++++ WORKING DATA

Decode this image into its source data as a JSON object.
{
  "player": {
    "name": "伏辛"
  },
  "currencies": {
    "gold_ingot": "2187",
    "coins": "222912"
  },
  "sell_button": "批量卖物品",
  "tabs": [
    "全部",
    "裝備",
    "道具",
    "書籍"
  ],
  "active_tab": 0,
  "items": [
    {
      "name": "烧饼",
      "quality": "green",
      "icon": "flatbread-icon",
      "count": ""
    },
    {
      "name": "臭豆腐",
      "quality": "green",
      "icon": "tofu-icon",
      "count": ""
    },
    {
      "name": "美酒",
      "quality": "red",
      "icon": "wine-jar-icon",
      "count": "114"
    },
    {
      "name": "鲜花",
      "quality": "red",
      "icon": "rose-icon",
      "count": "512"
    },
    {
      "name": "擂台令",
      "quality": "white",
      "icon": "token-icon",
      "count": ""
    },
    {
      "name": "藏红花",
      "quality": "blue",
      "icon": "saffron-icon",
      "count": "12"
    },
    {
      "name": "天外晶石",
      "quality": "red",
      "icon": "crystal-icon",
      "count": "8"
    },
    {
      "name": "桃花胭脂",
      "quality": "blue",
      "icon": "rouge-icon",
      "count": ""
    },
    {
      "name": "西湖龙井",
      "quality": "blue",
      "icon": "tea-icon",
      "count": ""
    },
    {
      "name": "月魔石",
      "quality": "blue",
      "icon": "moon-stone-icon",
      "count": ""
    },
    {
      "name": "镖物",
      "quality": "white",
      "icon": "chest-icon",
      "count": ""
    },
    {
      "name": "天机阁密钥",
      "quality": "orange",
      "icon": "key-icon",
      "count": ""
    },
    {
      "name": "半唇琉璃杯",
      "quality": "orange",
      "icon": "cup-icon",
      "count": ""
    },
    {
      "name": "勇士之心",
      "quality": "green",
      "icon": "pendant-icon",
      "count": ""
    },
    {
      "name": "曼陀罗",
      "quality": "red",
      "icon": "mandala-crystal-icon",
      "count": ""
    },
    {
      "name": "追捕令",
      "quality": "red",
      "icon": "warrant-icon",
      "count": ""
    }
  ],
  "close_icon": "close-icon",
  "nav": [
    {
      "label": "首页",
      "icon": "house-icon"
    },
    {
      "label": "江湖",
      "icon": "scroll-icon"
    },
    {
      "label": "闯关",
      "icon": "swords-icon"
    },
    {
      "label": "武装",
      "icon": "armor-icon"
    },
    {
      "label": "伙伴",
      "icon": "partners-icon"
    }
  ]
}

++++++++

WHAT TO PRODUCE.
Reproduce each record exactly, leaving nothing out.

REPLY.
Decode this image into its source data as a JSON object.
{
  "player": {
    "name": "伏辛"
  },
  "currencies": {
    "gold_ingot": "2187",
    "coins": "222912"
  },
  "sell_button": "批量卖物品",
  "tabs": [
    "全部",
    "裝備",
    "道具",
    "書籍"
  ],
  "active_tab": 0,
  "items": [
    {
      "name": "烧饼",
      "quality": "green",
      "icon": "flatbread-icon",
      "count": ""
    },
    {
      "name": "臭豆腐",
      "quality": "green",
      "icon": "tofu-icon",
      "count": ""
    },
    {
      "name": "美酒",
      "quality": "red",
      "icon": "wine-jar-icon",
      "count": "114"
    },
    {
      "name": "鲜花",
      "quality": "red",
      "icon": "rose-icon",
      "count": "512"
    },
    {
      "name": "擂台令",
      "quality": "white",
      "icon": "token-icon",
      "count": ""
    },
    {
      "name": "藏红花",
      "quality": "blue",
      "icon": "saffron-icon",
      "count": "12"
    },
    {
      "name": "天外晶石",
      "quality": "red",
      "icon": "crystal-icon",
      "count": "8"
    },
    {
      "name": "桃花胭脂",
      "quality": "blue",
      "icon": "rouge-icon",
      "count": ""
    },
    {
      "name": "西湖龙井",
      "quality": "blue",
      "icon": "tea-icon",
      "count": ""
    },
    {
      "name": "月魔石",
      "quality": "blue",
      "icon": "moon-stone-icon",
      "count": ""
    },
    {
      "name": "镖物",
      "quality": "white",
      "icon": "chest-icon",
      "count": ""
    },
    {
      "name": "天机阁密钥",
      "quality": "orange",
      "icon": "key-icon",
      "count": ""
    },
    {
      "name": "半唇琉璃杯",
      "quality": "orange",
      "icon": "cup-icon",
      "count": ""
    },
    {
      "name": "勇士之心",
      "quality": "green",
      "icon": "pendant-icon",
      "count": ""
    },
    {
      "name": "曼陀罗",
      "quality": "red",
      "icon": "mandala-crystal-icon",
      "count": ""
    },
    {
      "name": "追捕令",
      "quality": "red",
      "icon": "warrant-icon",
      "count": ""
    }
  ],
  "close_icon": "close-icon",
  "nav": [
    {
      "label": "首页",
      "icon": "house-icon"
    },
    {
      "label": "江湖",
      "icon": "scroll-icon"
    },
    {
      "label": "闯关",
      "icon": "swords-icon"
    },
    {
      "label": "武装",
      "icon": "armor-icon"
    },
    {
      "label": "伙伴",
      "icon": "partners-icon"
    }
  ]
}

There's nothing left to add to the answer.